## [Recorded information]
--- BEGIN ---

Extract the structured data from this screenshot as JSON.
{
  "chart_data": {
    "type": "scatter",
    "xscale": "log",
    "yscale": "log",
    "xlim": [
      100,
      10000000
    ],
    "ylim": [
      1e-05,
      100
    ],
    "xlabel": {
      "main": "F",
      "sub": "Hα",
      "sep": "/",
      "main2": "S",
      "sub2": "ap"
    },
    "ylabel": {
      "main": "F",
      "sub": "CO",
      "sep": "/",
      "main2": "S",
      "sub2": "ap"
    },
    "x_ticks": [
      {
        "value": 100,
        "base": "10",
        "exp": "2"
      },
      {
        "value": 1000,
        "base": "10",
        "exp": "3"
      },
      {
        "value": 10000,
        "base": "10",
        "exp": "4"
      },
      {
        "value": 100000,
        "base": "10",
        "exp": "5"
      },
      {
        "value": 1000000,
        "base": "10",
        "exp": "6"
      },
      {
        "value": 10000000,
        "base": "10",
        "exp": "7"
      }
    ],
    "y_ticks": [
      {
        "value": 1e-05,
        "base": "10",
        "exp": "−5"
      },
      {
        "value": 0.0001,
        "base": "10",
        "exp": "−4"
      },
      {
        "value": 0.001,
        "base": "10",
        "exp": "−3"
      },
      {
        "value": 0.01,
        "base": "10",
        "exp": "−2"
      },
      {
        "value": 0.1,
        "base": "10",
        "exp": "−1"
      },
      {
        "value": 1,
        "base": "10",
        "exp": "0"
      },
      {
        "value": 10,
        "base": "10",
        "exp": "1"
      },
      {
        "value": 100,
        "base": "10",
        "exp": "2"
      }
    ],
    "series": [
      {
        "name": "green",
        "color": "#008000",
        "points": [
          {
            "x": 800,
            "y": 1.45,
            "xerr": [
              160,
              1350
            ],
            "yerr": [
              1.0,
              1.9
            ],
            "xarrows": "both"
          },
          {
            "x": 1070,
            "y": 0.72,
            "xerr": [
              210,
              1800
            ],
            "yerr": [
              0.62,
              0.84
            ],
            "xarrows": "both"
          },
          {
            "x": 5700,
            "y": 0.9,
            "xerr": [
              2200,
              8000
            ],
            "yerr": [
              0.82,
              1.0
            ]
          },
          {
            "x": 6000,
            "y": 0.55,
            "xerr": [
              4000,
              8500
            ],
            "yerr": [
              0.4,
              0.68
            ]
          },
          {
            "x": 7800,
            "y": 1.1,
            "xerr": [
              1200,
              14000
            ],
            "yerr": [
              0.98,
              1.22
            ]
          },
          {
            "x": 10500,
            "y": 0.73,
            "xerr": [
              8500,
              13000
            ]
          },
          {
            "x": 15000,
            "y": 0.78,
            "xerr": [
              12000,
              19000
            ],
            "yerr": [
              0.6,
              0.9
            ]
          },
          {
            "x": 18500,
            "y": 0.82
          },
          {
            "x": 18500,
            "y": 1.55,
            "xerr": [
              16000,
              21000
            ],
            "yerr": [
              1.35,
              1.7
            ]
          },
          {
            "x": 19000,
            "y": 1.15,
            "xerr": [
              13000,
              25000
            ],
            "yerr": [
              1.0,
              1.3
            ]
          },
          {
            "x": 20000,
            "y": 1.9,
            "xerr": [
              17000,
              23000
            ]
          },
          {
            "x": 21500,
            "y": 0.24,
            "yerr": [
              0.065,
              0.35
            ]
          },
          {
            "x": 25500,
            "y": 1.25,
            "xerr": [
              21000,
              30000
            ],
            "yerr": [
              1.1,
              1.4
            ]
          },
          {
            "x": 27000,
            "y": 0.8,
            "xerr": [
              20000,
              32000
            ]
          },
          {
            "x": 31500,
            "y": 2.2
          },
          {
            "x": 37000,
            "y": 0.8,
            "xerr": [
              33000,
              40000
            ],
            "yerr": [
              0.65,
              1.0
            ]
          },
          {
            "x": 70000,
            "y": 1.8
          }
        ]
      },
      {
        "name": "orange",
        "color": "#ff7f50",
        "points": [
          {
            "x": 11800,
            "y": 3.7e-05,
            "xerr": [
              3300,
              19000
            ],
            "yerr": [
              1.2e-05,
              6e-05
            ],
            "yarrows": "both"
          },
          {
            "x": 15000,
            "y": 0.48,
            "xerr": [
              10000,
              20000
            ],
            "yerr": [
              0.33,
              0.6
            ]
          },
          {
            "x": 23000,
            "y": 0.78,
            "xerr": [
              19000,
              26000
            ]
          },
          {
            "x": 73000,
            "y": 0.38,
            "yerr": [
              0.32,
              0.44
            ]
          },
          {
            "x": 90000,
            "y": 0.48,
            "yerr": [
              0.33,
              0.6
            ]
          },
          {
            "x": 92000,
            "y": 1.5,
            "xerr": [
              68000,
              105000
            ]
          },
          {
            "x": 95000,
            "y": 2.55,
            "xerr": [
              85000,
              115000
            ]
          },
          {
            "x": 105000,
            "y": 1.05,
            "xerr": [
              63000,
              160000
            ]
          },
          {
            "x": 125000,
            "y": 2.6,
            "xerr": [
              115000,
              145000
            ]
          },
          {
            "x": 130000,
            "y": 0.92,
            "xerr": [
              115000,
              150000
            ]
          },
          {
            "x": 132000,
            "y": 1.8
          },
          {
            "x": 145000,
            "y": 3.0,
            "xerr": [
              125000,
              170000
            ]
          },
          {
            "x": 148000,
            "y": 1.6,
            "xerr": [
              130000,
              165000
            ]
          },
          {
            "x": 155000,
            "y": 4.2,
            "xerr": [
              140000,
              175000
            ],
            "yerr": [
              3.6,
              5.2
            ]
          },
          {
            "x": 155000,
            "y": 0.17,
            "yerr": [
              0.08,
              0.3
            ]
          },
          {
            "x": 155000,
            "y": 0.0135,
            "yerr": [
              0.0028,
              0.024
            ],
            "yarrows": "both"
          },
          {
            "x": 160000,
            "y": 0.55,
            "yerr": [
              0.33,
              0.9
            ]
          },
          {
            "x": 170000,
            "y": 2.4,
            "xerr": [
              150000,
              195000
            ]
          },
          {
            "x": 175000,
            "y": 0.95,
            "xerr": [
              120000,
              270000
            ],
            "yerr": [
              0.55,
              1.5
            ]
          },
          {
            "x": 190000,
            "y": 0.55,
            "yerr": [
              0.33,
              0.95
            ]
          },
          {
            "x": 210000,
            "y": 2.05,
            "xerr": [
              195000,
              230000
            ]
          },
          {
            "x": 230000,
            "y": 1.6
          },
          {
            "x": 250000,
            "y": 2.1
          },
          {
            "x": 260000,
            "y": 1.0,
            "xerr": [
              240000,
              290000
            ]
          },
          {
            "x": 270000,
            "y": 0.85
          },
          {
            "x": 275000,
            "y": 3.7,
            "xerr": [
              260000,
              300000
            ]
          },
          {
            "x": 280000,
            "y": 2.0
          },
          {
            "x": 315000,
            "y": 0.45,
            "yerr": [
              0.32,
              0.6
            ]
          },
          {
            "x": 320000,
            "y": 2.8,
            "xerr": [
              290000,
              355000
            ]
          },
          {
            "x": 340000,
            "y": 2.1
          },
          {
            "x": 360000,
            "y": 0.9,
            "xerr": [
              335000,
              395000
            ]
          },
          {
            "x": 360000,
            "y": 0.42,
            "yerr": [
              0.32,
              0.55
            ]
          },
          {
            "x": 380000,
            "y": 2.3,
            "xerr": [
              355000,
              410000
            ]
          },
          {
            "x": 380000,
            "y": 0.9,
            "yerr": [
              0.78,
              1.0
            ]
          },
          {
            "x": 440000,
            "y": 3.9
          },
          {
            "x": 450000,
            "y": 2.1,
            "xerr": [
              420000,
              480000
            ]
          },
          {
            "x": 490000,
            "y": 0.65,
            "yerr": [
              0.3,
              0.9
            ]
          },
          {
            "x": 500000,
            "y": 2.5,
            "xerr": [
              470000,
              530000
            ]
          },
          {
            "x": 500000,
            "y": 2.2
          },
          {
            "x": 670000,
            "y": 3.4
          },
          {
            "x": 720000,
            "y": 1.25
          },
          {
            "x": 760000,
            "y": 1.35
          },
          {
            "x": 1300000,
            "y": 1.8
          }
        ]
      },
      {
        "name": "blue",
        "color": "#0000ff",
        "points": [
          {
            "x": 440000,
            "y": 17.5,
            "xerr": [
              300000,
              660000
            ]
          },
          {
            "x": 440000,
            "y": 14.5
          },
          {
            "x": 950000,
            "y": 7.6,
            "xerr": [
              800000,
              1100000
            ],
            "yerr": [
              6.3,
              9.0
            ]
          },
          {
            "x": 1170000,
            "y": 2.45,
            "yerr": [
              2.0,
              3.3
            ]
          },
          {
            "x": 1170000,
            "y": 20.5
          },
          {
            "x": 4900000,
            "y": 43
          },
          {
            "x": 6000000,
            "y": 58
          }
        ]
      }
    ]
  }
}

--- END ---

## [Task brief]
Tell how many lines hold the string "color", giving the number and nothing else.

## [Full response]
3